(Stored entries)
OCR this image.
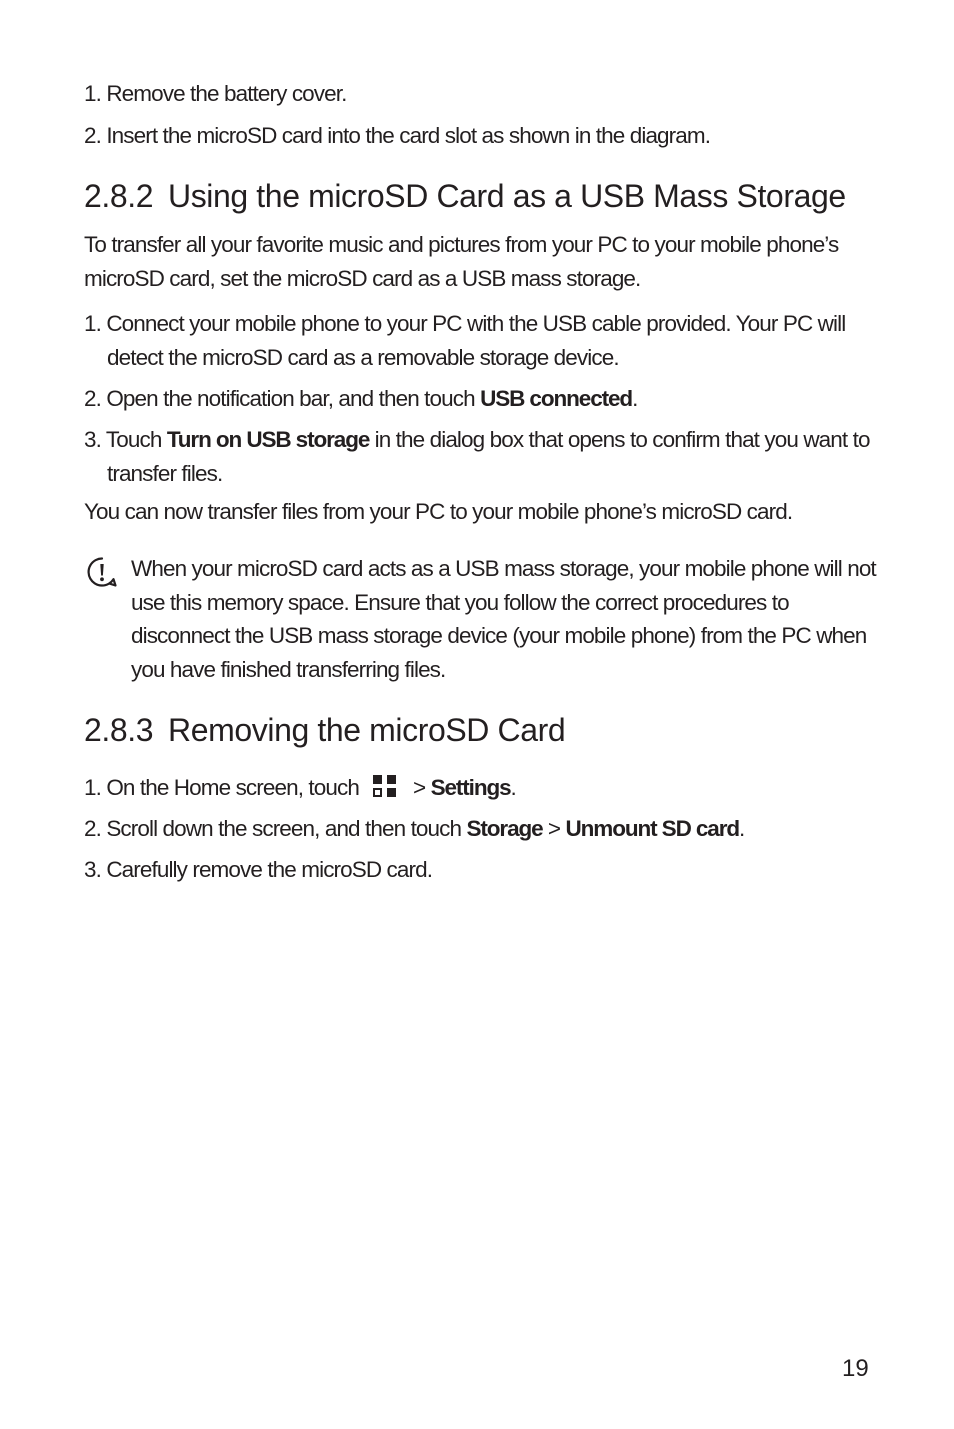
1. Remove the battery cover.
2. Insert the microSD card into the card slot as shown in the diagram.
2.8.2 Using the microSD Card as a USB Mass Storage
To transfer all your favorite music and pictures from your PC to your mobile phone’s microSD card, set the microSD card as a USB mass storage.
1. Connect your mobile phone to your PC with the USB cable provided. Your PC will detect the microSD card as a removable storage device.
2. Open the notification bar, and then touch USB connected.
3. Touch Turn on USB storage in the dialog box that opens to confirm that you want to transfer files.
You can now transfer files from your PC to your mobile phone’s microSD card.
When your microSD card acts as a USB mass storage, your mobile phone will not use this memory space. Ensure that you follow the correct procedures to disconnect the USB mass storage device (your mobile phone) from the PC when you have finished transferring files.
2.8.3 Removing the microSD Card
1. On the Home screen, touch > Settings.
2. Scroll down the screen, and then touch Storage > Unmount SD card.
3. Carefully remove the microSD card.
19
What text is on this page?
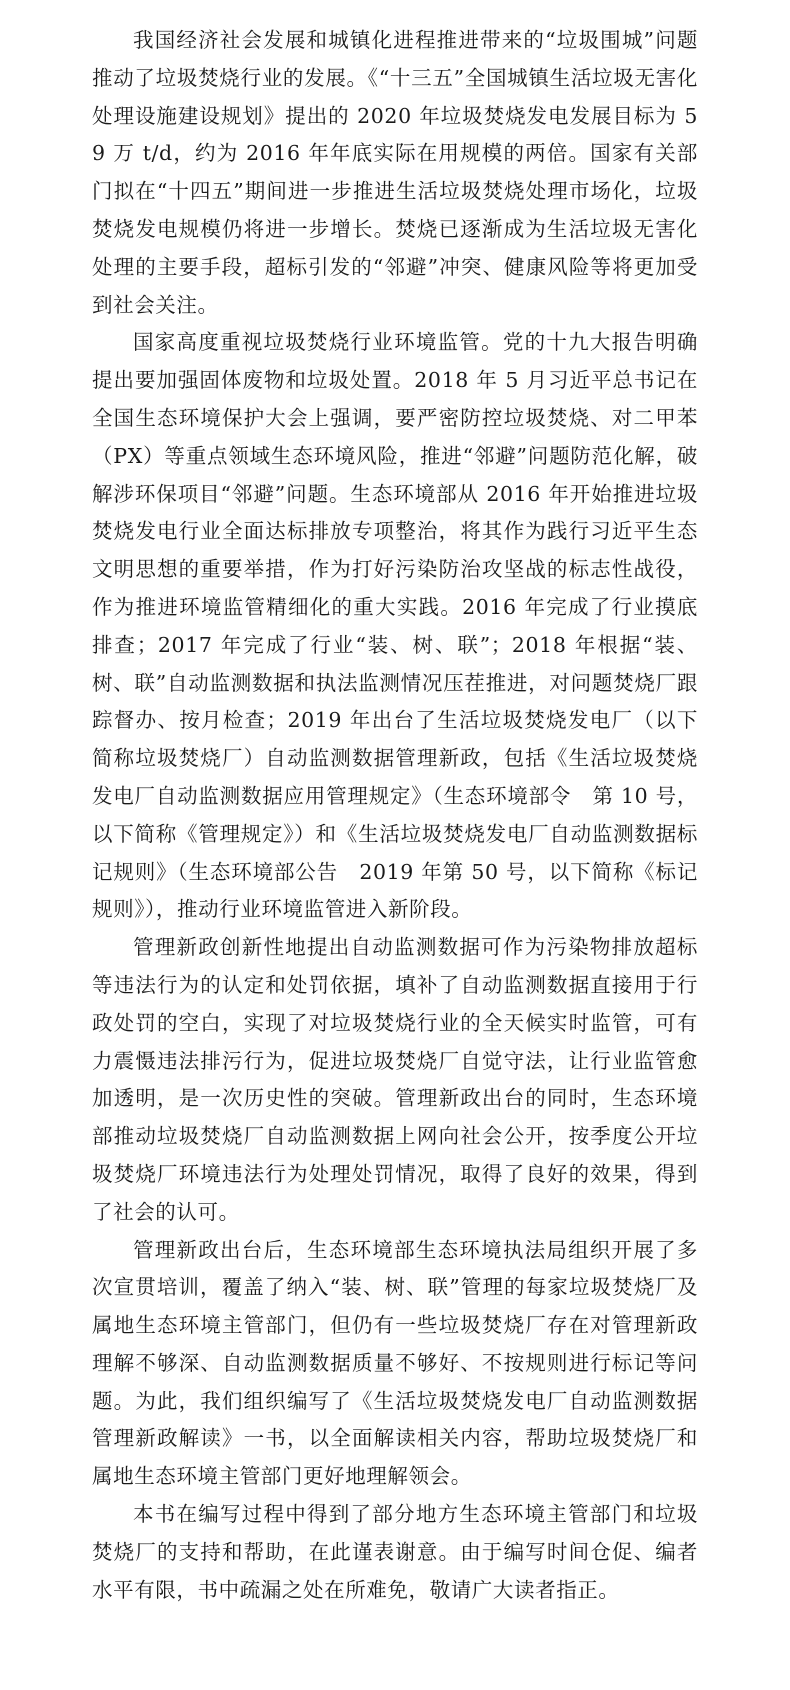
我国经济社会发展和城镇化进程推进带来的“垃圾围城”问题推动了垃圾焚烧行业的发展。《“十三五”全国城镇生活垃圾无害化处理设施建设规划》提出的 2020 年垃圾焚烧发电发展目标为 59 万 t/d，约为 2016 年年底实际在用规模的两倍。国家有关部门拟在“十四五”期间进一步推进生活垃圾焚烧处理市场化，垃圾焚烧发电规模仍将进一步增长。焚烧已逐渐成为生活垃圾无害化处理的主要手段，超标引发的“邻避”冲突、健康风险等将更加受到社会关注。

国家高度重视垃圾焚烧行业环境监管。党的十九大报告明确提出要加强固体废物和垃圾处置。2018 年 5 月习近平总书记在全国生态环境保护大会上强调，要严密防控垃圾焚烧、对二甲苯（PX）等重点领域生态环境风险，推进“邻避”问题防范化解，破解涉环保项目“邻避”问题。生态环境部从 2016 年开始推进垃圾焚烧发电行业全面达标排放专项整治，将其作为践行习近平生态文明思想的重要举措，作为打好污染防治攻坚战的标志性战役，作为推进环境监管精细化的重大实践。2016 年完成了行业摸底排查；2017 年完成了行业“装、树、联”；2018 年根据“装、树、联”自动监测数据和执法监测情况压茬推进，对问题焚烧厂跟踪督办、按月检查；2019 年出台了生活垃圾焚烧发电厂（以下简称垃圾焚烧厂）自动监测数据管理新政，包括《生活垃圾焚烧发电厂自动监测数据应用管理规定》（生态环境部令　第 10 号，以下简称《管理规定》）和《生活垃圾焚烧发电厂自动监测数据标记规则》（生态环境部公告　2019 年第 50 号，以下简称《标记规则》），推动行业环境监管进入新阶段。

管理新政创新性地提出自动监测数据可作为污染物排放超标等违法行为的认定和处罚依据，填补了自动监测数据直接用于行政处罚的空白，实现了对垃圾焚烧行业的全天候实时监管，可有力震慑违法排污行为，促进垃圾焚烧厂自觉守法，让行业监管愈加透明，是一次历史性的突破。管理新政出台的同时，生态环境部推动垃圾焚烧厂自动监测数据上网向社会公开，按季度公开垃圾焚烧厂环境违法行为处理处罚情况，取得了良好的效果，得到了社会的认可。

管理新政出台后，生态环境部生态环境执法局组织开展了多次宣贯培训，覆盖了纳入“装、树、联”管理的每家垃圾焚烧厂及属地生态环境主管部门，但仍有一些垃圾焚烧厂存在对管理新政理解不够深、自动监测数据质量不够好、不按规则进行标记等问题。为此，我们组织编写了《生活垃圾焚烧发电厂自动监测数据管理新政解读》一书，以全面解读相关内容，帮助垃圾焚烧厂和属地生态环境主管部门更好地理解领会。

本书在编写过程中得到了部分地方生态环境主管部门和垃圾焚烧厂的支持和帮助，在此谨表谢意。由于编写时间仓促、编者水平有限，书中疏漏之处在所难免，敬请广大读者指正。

...

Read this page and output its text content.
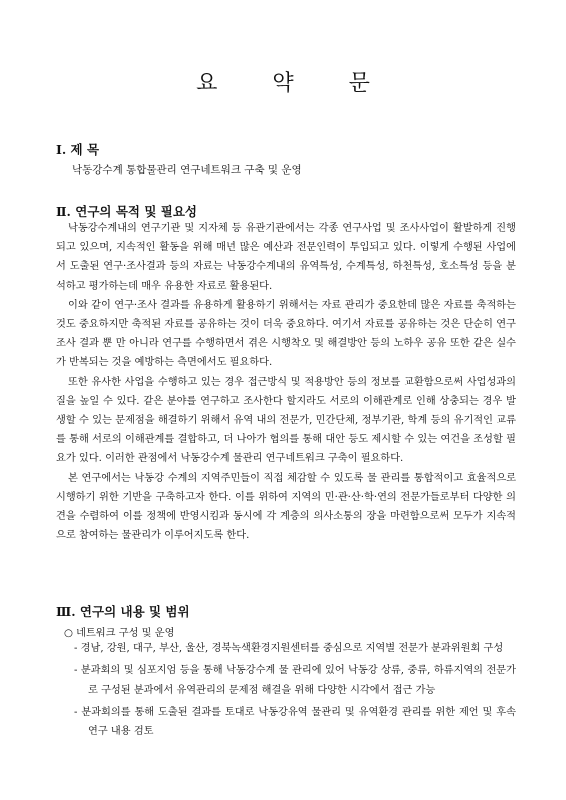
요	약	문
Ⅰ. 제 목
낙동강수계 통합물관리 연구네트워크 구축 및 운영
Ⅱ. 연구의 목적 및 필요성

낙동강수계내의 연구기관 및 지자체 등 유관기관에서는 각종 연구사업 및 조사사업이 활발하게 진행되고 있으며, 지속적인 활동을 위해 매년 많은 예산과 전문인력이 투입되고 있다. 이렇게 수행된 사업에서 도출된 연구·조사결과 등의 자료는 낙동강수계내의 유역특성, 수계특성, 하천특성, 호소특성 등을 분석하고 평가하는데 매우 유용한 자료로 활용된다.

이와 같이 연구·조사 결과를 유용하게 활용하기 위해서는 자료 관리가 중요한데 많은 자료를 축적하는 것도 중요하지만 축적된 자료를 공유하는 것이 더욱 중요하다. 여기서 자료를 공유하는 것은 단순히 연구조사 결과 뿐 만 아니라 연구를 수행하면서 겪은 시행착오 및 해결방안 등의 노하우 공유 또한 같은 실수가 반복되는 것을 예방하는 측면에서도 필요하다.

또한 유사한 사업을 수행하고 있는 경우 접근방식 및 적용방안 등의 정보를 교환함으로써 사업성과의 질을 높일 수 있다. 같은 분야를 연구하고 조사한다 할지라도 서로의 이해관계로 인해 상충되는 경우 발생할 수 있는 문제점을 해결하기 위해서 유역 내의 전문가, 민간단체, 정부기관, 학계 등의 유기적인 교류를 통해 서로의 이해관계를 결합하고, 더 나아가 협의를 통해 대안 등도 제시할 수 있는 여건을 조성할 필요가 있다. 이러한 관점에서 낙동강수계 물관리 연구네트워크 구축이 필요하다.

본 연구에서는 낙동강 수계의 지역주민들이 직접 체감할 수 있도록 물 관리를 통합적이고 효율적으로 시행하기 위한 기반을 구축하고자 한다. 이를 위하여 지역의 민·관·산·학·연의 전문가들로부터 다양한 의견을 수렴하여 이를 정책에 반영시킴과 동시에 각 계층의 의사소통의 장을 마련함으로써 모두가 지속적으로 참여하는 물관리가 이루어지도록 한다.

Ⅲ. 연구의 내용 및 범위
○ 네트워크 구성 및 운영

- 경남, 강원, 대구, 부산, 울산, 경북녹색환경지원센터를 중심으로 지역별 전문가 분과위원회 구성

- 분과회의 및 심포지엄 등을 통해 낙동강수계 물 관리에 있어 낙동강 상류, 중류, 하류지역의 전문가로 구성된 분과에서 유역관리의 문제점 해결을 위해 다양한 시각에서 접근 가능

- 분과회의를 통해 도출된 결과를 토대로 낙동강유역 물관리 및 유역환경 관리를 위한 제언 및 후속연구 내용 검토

...

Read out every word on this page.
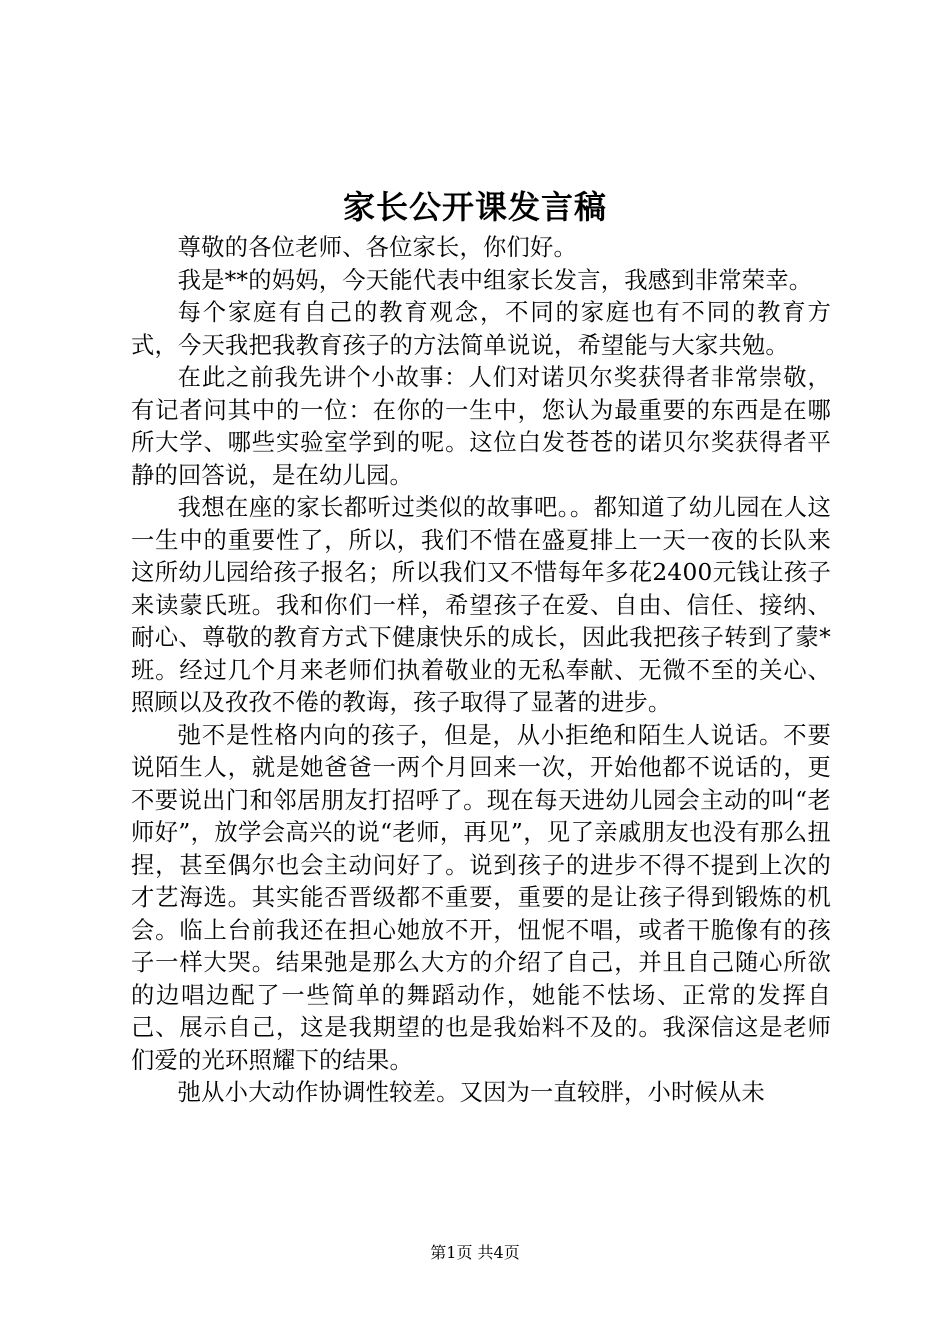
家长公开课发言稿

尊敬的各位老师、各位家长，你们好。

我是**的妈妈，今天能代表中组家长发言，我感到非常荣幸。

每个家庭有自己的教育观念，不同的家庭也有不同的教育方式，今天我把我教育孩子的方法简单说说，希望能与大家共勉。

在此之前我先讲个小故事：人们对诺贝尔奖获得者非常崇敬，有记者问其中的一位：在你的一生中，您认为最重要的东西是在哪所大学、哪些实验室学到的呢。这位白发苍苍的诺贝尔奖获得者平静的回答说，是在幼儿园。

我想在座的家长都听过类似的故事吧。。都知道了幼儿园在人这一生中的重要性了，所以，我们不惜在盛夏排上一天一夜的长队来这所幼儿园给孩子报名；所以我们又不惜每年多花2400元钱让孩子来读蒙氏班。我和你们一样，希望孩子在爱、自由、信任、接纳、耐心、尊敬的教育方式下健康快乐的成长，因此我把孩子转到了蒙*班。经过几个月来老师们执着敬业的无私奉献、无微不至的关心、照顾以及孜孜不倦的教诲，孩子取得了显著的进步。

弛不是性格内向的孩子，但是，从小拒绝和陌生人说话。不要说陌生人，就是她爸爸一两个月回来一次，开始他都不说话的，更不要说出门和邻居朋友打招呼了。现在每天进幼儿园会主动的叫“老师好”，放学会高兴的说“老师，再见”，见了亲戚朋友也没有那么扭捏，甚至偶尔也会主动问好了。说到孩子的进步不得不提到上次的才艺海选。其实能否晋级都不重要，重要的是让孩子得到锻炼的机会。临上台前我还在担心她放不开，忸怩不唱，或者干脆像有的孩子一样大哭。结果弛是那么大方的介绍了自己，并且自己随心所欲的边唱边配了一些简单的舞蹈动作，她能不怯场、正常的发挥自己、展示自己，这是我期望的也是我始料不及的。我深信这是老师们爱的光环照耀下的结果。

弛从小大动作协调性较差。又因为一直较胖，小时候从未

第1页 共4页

Prompt
Reply with one number: the count of lines in the entries that include the word "Read".

Exercise answer
2